Given records:
════════
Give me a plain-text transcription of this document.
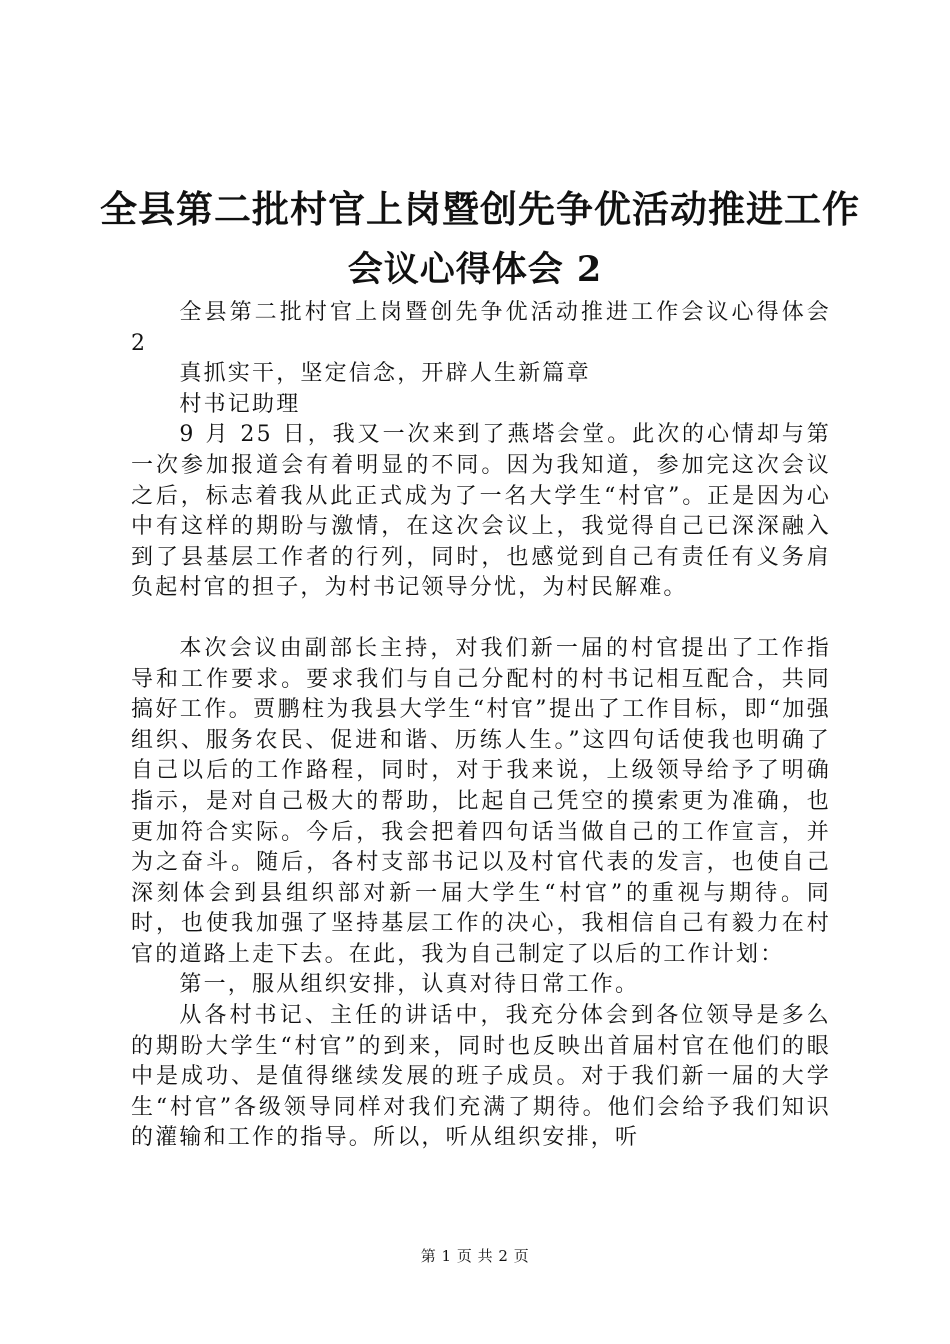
全县第二批村官上岗暨创先争优活动推进工作
会议心得体会 2

全县第二批村官上岗暨创先争优活动推进工作会议心得体会 2

真抓实干，坚定信念，开辟人生新篇章

村书记助理

9 月 25 日，我又一次来到了燕塔会堂。此次的心情却与第一次参加报道会有着明显的不同。因为我知道，参加完这次会议之后，标志着我从此正式成为了一名大学生“村官”。正是因为心中有这样的期盼与激情，在这次会议上，我觉得自己已深深融入到了县基层工作者的行列，同时，也感觉到自己有责任有义务肩负起村官的担子，为村书记领导分忧，为村民解难。

本次会议由副部长主持，对我们新一届的村官提出了工作指导和工作要求。要求我们与自己分配村的村书记相互配合，共同搞好工作。贾鹏柱为我县大学生“村官”提出了工作目标，即“加强组织、服务农民、促进和谐、历练人生。”这四句话使我也明确了自己以后的工作路程，同时，对于我来说，上级领导给予了明确指示，是对自己极大的帮助，比起自己凭空的摸索更为准确，也更加符合实际。今后，我会把着四句话当做自己的工作宣言，并为之奋斗。随后，各村支部书记以及村官代表的发言，也使自己深刻体会到县组织部对新一届大学生“村官”的重视与期待。同时，也使我加强了坚持基层工作的决心，我相信自己有毅力在村官的道路上走下去。在此，我为自己制定了以后的工作计划：

第一，服从组织安排，认真对待日常工作。

从各村书记、主任的讲话中，我充分体会到各位领导是多么的期盼大学生“村官”的到来，同时也反映出首届村官在他们的眼中是成功、是值得继续发展的班子成员。对于我们新一届的大学生“村官”各级领导同样对我们充满了期待。他们会给予我们知识的灌输和工作的指导。所以，听从组织安排，听

第 1 页 共 2 页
════════
Requirement: Copy the records above exactly, leaving out every picture.

The response:
Give me a plain-text transcription of this document.
全县第二批村官上岗暨创先争优活动推进工作
会议心得体会 2

全县第二批村官上岗暨创先争优活动推进工作会议心得体会 2

真抓实干，坚定信念，开辟人生新篇章

村书记助理

9 月 25 日，我又一次来到了燕塔会堂。此次的心情却与第一次参加报道会有着明显的不同。因为我知道，参加完这次会议之后，标志着我从此正式成为了一名大学生“村官”。正是因为心中有这样的期盼与激情，在这次会议上，我觉得自己已深深融入到了县基层工作者的行列，同时，也感觉到自己有责任有义务肩负起村官的担子，为村书记领导分忧，为村民解难。

本次会议由副部长主持，对我们新一届的村官提出了工作指导和工作要求。要求我们与自己分配村的村书记相互配合，共同搞好工作。贾鹏柱为我县大学生“村官”提出了工作目标，即“加强组织、服务农民、促进和谐、历练人生。”这四句话使我也明确了自己以后的工作路程，同时，对于我来说，上级领导给予了明确指示，是对自己极大的帮助，比起自己凭空的摸索更为准确，也更加符合实际。今后，我会把着四句话当做自己的工作宣言，并为之奋斗。随后，各村支部书记以及村官代表的发言，也使自己深刻体会到县组织部对新一届大学生“村官”的重视与期待。同时，也使我加强了坚持基层工作的决心，我相信自己有毅力在村官的道路上走下去。在此，我为自己制定了以后的工作计划：

第一，服从组织安排，认真对待日常工作。

从各村书记、主任的讲话中，我充分体会到各位领导是多么的期盼大学生“村官”的到来，同时也反映出首届村官在他们的眼中是成功、是值得继续发展的班子成员。对于我们新一届的大学生“村官”各级领导同样对我们充满了期待。他们会给予我们知识的灌输和工作的指导。所以，听从组织安排，听

第 1 页 共 2 页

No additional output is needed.